Requirements: Find each line with the word "Twigg" and state how many there are, nothing more.

Extracted material:
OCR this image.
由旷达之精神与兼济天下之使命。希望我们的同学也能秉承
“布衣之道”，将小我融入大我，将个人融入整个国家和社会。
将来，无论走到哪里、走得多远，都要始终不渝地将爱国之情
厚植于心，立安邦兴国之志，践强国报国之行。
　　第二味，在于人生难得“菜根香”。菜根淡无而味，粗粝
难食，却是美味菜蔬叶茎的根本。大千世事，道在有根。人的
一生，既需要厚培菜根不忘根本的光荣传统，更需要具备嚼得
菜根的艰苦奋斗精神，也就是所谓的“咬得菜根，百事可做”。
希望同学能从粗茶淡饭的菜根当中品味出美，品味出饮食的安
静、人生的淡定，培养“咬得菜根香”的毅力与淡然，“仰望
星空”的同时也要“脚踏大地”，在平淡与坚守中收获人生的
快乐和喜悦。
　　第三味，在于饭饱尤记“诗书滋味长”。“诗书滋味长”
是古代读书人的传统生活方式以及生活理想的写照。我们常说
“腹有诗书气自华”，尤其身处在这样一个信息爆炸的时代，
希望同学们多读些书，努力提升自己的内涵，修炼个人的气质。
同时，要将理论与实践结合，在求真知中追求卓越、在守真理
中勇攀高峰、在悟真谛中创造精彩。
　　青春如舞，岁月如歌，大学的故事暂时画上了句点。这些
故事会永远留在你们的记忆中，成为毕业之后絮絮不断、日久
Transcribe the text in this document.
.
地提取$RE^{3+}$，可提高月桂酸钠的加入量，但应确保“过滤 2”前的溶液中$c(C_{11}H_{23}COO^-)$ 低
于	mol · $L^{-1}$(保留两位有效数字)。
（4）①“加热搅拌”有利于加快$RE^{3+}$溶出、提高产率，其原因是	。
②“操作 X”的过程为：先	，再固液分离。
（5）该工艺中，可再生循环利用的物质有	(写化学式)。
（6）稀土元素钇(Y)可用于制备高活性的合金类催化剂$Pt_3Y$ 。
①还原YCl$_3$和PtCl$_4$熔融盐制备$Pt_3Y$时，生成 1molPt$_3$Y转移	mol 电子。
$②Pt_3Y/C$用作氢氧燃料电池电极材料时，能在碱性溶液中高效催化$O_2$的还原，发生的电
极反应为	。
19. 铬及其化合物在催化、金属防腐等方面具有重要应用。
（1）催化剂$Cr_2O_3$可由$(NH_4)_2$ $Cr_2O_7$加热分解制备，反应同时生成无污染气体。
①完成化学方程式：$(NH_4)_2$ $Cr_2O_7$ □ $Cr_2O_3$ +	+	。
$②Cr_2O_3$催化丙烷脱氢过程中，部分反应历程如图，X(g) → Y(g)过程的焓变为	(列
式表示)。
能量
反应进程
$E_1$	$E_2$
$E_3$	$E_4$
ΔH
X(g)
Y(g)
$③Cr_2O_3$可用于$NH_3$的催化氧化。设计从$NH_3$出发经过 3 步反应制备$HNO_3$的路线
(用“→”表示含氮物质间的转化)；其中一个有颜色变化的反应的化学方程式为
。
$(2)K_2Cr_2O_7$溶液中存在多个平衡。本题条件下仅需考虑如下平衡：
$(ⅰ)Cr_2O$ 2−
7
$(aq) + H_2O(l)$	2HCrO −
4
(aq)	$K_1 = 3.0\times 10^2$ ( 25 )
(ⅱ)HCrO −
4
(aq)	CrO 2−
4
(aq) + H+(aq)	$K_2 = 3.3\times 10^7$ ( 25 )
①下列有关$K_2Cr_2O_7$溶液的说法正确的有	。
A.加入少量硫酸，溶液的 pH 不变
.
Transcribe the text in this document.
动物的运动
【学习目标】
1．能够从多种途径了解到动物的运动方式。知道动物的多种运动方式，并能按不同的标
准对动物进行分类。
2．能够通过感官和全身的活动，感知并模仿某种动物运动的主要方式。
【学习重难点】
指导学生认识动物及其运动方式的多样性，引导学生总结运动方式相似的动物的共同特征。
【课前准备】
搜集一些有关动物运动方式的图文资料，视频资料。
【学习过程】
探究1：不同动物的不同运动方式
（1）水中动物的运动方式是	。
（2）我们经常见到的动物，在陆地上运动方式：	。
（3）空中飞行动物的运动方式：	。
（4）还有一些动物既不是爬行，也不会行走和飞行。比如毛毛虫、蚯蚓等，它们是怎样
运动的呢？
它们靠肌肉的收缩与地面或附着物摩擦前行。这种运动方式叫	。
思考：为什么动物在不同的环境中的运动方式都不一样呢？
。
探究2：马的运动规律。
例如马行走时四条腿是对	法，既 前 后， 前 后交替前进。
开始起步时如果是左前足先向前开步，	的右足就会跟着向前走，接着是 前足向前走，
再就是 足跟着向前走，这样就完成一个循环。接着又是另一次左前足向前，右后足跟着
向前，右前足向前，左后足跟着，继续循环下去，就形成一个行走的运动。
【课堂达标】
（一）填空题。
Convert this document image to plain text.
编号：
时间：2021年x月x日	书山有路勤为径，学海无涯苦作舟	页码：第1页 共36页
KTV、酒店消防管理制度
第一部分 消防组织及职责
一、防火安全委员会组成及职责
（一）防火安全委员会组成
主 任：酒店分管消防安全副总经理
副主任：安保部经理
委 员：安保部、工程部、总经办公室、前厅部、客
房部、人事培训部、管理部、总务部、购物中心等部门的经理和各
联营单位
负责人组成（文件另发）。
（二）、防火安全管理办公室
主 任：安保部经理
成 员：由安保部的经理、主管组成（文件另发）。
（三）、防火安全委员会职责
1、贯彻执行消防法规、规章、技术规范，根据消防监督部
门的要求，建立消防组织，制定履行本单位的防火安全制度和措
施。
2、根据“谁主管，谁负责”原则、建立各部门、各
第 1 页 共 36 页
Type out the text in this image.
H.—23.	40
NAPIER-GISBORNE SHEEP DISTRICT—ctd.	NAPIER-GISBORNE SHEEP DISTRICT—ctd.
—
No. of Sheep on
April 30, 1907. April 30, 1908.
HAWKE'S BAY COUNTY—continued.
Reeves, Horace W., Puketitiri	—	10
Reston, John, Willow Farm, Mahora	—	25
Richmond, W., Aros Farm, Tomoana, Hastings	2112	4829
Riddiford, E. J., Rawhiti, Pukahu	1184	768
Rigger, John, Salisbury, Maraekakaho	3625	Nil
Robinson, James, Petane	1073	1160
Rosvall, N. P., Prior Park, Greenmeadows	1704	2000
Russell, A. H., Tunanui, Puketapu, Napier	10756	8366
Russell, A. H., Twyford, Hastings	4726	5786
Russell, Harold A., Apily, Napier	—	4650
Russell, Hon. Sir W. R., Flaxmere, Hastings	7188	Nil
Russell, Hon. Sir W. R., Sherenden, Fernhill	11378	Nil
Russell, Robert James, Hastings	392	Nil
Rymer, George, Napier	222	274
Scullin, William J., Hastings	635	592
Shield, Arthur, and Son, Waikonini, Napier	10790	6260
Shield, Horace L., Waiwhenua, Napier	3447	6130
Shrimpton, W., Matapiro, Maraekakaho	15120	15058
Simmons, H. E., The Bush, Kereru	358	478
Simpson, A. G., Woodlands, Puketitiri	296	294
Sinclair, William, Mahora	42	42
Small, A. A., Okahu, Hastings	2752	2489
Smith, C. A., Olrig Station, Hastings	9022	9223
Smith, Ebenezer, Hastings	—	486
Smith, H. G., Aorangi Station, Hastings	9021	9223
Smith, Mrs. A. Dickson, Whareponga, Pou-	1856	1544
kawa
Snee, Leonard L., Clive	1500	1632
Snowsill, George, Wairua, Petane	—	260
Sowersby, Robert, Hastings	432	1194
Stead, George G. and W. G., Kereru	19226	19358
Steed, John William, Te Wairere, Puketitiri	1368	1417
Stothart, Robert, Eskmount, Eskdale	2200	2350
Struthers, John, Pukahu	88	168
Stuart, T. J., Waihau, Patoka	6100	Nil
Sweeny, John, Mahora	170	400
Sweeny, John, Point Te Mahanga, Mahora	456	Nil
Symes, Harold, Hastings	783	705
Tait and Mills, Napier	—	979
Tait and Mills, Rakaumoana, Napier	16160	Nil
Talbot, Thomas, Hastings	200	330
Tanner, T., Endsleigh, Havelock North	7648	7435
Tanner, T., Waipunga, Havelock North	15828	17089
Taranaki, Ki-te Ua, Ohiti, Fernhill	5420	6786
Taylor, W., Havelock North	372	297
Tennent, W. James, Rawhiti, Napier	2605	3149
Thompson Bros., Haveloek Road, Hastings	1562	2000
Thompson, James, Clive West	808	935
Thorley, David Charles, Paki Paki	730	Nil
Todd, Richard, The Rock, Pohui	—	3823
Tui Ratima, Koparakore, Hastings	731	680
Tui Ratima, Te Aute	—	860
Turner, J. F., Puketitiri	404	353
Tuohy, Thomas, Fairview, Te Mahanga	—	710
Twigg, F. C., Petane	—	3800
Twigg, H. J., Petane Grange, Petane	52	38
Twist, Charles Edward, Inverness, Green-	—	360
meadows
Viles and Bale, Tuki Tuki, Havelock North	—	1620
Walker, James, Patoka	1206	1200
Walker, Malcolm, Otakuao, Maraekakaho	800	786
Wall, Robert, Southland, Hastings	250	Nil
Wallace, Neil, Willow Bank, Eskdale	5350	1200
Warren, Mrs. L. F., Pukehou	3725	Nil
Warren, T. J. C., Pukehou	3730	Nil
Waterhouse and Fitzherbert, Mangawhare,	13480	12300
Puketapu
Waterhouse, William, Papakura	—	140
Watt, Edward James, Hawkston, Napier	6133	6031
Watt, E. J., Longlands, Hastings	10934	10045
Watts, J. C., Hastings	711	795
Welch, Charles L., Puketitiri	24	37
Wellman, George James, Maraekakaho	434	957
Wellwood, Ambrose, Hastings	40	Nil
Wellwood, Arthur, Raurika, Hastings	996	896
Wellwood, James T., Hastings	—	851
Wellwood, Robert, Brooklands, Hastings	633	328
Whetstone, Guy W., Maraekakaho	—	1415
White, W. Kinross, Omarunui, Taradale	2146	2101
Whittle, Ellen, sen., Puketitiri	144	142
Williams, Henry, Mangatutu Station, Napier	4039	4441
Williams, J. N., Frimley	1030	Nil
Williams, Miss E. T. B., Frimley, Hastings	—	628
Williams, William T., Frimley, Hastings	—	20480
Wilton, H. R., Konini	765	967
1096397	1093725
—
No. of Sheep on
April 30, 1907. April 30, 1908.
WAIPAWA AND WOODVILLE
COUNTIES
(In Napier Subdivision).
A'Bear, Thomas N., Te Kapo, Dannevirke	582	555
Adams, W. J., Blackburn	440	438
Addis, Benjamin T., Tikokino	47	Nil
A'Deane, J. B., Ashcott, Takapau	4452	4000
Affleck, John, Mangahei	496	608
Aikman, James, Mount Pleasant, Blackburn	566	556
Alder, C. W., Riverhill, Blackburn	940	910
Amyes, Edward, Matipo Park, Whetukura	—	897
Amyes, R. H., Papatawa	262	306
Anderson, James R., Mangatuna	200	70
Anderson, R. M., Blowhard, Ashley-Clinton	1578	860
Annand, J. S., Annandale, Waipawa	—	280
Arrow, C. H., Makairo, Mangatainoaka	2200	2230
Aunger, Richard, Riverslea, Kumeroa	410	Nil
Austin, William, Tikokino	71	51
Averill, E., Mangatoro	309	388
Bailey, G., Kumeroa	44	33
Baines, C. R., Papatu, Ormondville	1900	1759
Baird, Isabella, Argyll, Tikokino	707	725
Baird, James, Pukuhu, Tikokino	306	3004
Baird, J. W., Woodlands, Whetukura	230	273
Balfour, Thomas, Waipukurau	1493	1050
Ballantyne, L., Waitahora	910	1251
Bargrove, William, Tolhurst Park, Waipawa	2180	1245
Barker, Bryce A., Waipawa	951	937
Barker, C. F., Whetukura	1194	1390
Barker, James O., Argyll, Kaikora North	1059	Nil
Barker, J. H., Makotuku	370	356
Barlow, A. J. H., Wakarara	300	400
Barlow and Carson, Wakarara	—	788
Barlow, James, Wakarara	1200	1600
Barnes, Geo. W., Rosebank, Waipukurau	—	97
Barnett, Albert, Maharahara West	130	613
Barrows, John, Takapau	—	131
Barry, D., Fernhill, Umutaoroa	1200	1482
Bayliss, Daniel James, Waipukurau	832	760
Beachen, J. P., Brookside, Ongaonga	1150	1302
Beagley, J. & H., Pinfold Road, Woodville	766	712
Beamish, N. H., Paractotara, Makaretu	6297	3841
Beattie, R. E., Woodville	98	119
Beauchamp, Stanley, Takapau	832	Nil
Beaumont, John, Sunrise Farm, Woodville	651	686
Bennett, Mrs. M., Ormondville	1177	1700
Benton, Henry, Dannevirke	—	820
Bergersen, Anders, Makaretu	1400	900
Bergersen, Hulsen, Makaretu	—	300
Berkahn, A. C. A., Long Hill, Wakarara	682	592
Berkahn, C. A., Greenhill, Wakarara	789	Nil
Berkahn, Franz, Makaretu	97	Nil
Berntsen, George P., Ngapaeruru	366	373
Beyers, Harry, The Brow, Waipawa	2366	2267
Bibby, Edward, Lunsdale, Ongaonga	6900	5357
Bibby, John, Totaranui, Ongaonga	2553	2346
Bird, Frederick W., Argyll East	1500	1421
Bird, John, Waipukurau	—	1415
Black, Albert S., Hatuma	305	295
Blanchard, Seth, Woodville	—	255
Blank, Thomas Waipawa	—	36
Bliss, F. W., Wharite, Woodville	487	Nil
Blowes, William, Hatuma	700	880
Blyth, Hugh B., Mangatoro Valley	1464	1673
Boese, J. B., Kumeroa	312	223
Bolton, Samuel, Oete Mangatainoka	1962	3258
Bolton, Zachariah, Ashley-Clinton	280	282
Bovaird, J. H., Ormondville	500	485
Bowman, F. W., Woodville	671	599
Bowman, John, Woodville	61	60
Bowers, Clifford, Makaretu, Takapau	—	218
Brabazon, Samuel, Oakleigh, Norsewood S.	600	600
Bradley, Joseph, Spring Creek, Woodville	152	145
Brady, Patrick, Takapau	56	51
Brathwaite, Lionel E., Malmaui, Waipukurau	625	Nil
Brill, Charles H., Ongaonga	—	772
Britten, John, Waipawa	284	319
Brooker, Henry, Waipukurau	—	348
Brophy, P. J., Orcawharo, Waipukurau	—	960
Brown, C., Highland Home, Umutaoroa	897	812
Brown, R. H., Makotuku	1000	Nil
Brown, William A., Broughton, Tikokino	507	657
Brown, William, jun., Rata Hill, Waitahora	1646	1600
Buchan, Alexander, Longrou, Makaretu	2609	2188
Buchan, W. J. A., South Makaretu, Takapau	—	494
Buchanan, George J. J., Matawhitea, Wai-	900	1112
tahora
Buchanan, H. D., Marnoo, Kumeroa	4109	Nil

Problem solution: 2